**DIRECTION:** From the entries that follow, extract each line holding the string "comment".

**PROVIDED RECORDS:**
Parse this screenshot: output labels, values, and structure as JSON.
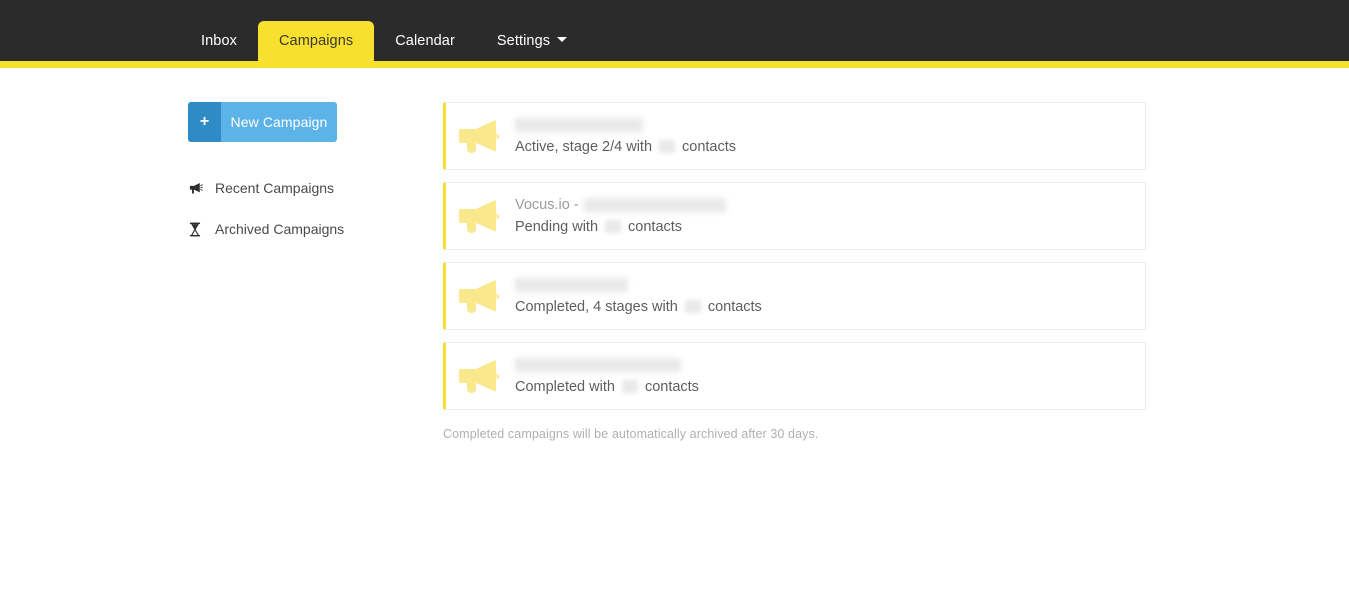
{
  "header": {
    "nav_items": [
      {
        "label": "Inbox",
        "active": false,
        "has_caret": false
      },
      {
        "label": "Campaigns",
        "active": true,
        "has_caret": false
      },
      {
        "label": "Calendar",
        "active": false,
        "has_caret": false
      },
      {
        "label": "Settings",
        "active": false,
        "has_caret": true
      }
    ],
    "accent_color": "#f5e02e",
    "background_color": "#2b2b2b"
  },
  "sidebar": {
    "new_campaign": {
      "plus_label": "+",
      "label": "New Campaign",
      "plus_color": "#2e8bc6",
      "button_color": "#5cb3e8"
    },
    "links": [
      {
        "label": "Recent Campaigns",
        "icon": "megaphone-icon"
      },
      {
        "label": "Archived Campaigns",
        "icon": "hourglass-icon"
      }
    ]
  },
  "main": {
    "campaigns": [
      {
        "icon": "megaphone-icon",
        "title_prefix": "",
        "title_redacted_width": 128,
        "status_before": "Active, stage 2/4 with",
        "status_after": "contacts",
        "stripe_color": "#f5e02e"
      },
      {
        "icon": "megaphone-icon",
        "title_prefix": "Vocus.io -",
        "title_redacted_width": 142,
        "status_before": "Pending with",
        "status_after": "contacts",
        "stripe_color": "#f5e02e"
      },
      {
        "icon": "megaphone-icon",
        "title_prefix": "",
        "title_redacted_width": 113,
        "status_before": "Completed, 4 stages with",
        "status_after": "contacts",
        "stripe_color": "#f5e02e"
      },
      {
        "icon": "megaphone-icon",
        "title_prefix": "",
        "title_redacted_width": 166,
        "status_before": "Completed with",
        "status_after": "contacts",
        "stripe_color": "#f5e02e"
      }
    ],
    "footnote": "Completed campaigns will be automatically archived after 30 days."
  }
}
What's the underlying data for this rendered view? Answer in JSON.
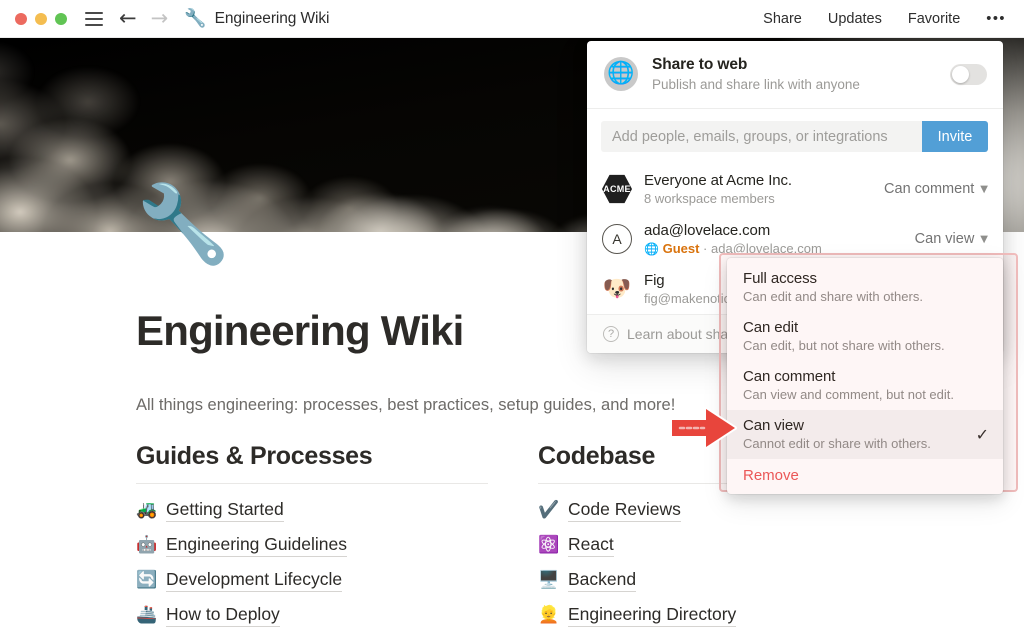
{
  "titlebar": {
    "traffic_lights": [
      "close",
      "minimize",
      "zoom"
    ],
    "menu_icon": "hamburger-icon",
    "back_icon": "←",
    "forward_icon": "→",
    "page_emoji": "🔧",
    "page_title": "Engineering Wiki",
    "actions": [
      "Share",
      "Updates",
      "Favorite"
    ],
    "more_icon": "•••"
  },
  "hero": {
    "page_icon_emoji": "🔧",
    "description": "rocket-launch-cover-photo"
  },
  "document": {
    "title": "Engineering Wiki",
    "subtitle": "All things engineering: processes, best practices, setup guides, and more!",
    "columns": [
      {
        "heading": "Guides & Processes",
        "links": [
          {
            "emoji": "🚜",
            "icon_name": "tractor-icon",
            "label": "Getting Started"
          },
          {
            "emoji": "🤖",
            "icon_name": "robot-icon",
            "label": "Engineering Guidelines"
          },
          {
            "emoji": "🔄",
            "icon_name": "refresh-icon",
            "label": "Development Lifecycle"
          },
          {
            "emoji": "🚢",
            "icon_name": "ship-icon",
            "label": "How to Deploy"
          }
        ]
      },
      {
        "heading": "Codebase",
        "links": [
          {
            "emoji": "✔️",
            "icon_name": "check-icon",
            "label": "Code Reviews"
          },
          {
            "emoji": "⚛️",
            "icon_name": "atom-icon",
            "label": "React"
          },
          {
            "emoji": "🖥️",
            "icon_name": "desktop-computer-icon",
            "label": "Backend"
          },
          {
            "emoji": "👱",
            "icon_name": "person-icon",
            "label": "Engineering Directory"
          }
        ]
      }
    ]
  },
  "share_panel": {
    "web": {
      "icon_name": "globe-icon",
      "title": "Share to web",
      "subtitle": "Publish and share link with anyone",
      "toggle_state": "off"
    },
    "invite": {
      "placeholder": "Add people, emails, groups, or integrations",
      "value": "",
      "button_label": "Invite"
    },
    "people": [
      {
        "avatar_type": "acme-logo",
        "avatar_text": "ACME",
        "name": "Everyone at Acme Inc.",
        "detail": "8 workspace members",
        "permission": "Can comment"
      },
      {
        "avatar_type": "letter",
        "avatar_text": "A",
        "name": "ada@lovelace.com",
        "badge": "Guest",
        "badge_icon": "globe-icon",
        "detail_separator": "·",
        "detail": "ada@lovelace.com",
        "permission": "Can view"
      },
      {
        "avatar_type": "emoji",
        "avatar_text": "🐶",
        "name": "Fig",
        "detail": "fig@makenotio",
        "permission": ""
      }
    ],
    "footer": {
      "icon_name": "question-mark-icon",
      "label": "Learn about sharing"
    }
  },
  "permission_menu": {
    "items": [
      {
        "title": "Full access",
        "desc": "Can edit and share with others.",
        "selected": false
      },
      {
        "title": "Can edit",
        "desc": "Can edit, but not share with others.",
        "selected": false
      },
      {
        "title": "Can comment",
        "desc": "Can view and comment, but not edit.",
        "selected": false
      },
      {
        "title": "Can view",
        "desc": "Cannot edit or share with others.",
        "selected": true
      }
    ],
    "check_glyph": "✓",
    "remove_label": "Remove"
  },
  "annotation": {
    "arrow_color": "#e8453c",
    "highlight_border": "#f0bcbc",
    "points_at": "Can view"
  }
}
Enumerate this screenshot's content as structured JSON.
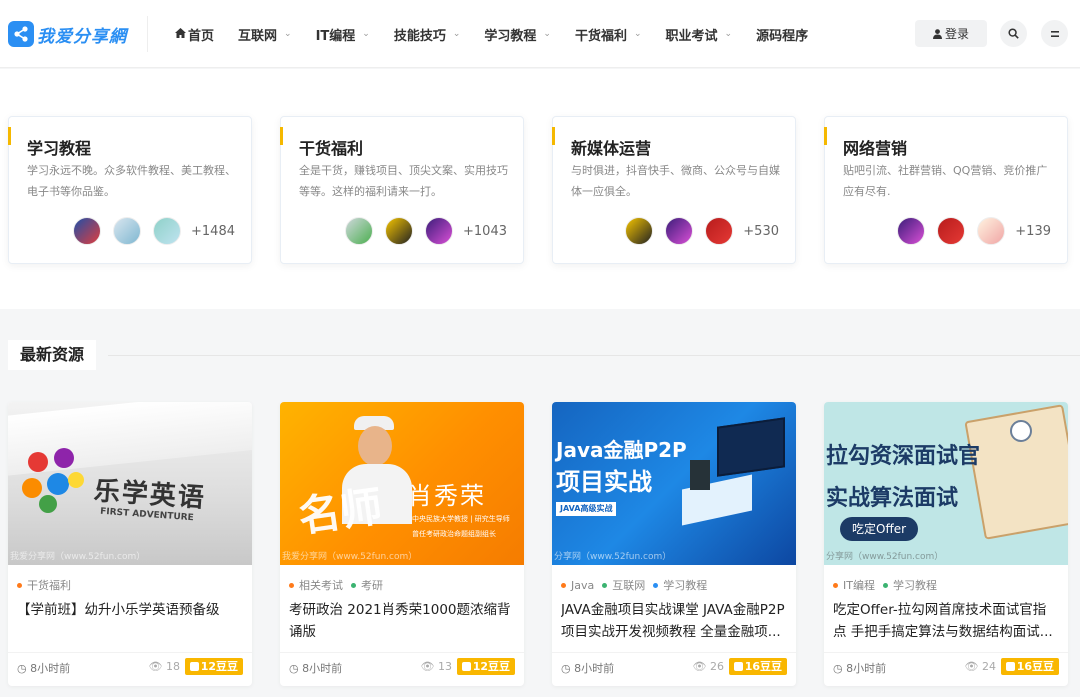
{
  "site": {
    "name": "我爱分享網"
  },
  "nav": [
    {
      "label": "首页",
      "caret": false
    },
    {
      "label": "互联网",
      "caret": true
    },
    {
      "label": "IT编程",
      "caret": true
    },
    {
      "label": "技能技巧",
      "caret": true
    },
    {
      "label": "学习教程",
      "caret": true
    },
    {
      "label": "干货福利",
      "caret": true
    },
    {
      "label": "职业考试",
      "caret": true
    },
    {
      "label": "源码程序",
      "caret": false
    }
  ],
  "actions": {
    "login_label": "登录"
  },
  "icons": {
    "home": "home-icon",
    "user": "user-icon",
    "search": "search-icon",
    "menu": "menu-icon",
    "clock": "clock-icon",
    "eye": "eye-icon",
    "coin": "coin-icon"
  },
  "colors": {
    "brand": "#2b8ff3",
    "accent": "#f5b800",
    "price": "#f9b700"
  },
  "categories": [
    {
      "title": "学习教程",
      "desc": "学习永远不晚。众多软件教程、美工教程、电子书等你品鉴。",
      "count": "+1484"
    },
    {
      "title": "干货福利",
      "desc": "全是干货，赚钱项目、顶尖文案、实用技巧等等。这样的福利请来一打。",
      "count": "+1043"
    },
    {
      "title": "新媒体运营",
      "desc": "与时俱进，抖音快手、微商、公众号与自媒体一应俱全。",
      "count": "+530"
    },
    {
      "title": "网络营销",
      "desc": "贴吧引流、社群营销、QQ营销、竞价推广应有尽有.",
      "count": "+139"
    }
  ],
  "section": {
    "title": "最新资源"
  },
  "posts": [
    {
      "thumb_text": "乐学英语",
      "thumb_sub": "FIRST ADVENTURE",
      "watermark": "我爱分享网（www.52fun.com）",
      "tags": [
        {
          "label": "干货福利",
          "color": "#ff7a1a"
        }
      ],
      "title": "【学前班】幼升小乐学英语预备级",
      "time": "8小时前",
      "views": "18",
      "price": "12豆豆"
    },
    {
      "thumb_text": "肖秀荣",
      "thumb_sub": "中央民族大学教授 | 研究生导师",
      "thumb_sub2": "曾任考研政治命题组副组长",
      "thumb_big": "名师",
      "watermark": "我爱分享网（www.52fun.com）",
      "tags": [
        {
          "label": "相关考试",
          "color": "#ff7a1a"
        },
        {
          "label": "考研",
          "color": "#3cb371"
        }
      ],
      "title": "考研政治 2021肖秀荣1000题浓缩背诵版",
      "time": "8小时前",
      "views": "13",
      "price": "12豆豆"
    },
    {
      "thumb_text": "Java金融P2P",
      "thumb_sub": "项目实战",
      "thumb_sub2": "JAVA高级实战",
      "watermark": "分享网（www.52fun.com）",
      "tags": [
        {
          "label": "Java",
          "color": "#ff7a1a"
        },
        {
          "label": "互联网",
          "color": "#3cb371"
        },
        {
          "label": "学习教程",
          "color": "#2b8ff3"
        }
      ],
      "title": "JAVA金融项目实战课堂 JAVA金融P2P项目实战开发视频教程 全量金融项...",
      "time": "8小时前",
      "views": "26",
      "price": "16豆豆"
    },
    {
      "thumb_text": "拉勾资深面试官",
      "thumb_sub": "实战算法面试",
      "thumb_sub2": "吃定Offer",
      "watermark": "分享网（www.52fun.com）",
      "tags": [
        {
          "label": "IT编程",
          "color": "#ff7a1a"
        },
        {
          "label": "学习教程",
          "color": "#3cb371"
        }
      ],
      "title": "吃定Offer-拉勾网首席技术面试官指点 手把手搞定算法与数据结构面试...",
      "time": "8小时前",
      "views": "24",
      "price": "16豆豆"
    }
  ]
}
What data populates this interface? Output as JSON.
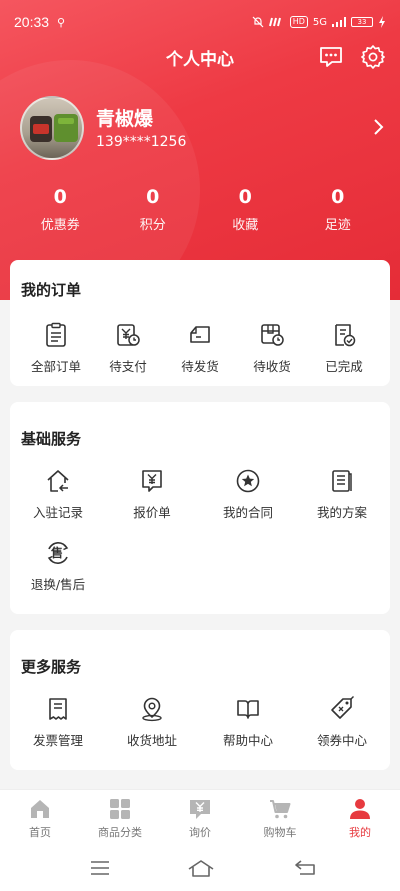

**RESULT OF THIS TASK:**
        "permission": "Can comment"
        "title": "Can comment",
        "desc": "Can view and comment, but not edit.",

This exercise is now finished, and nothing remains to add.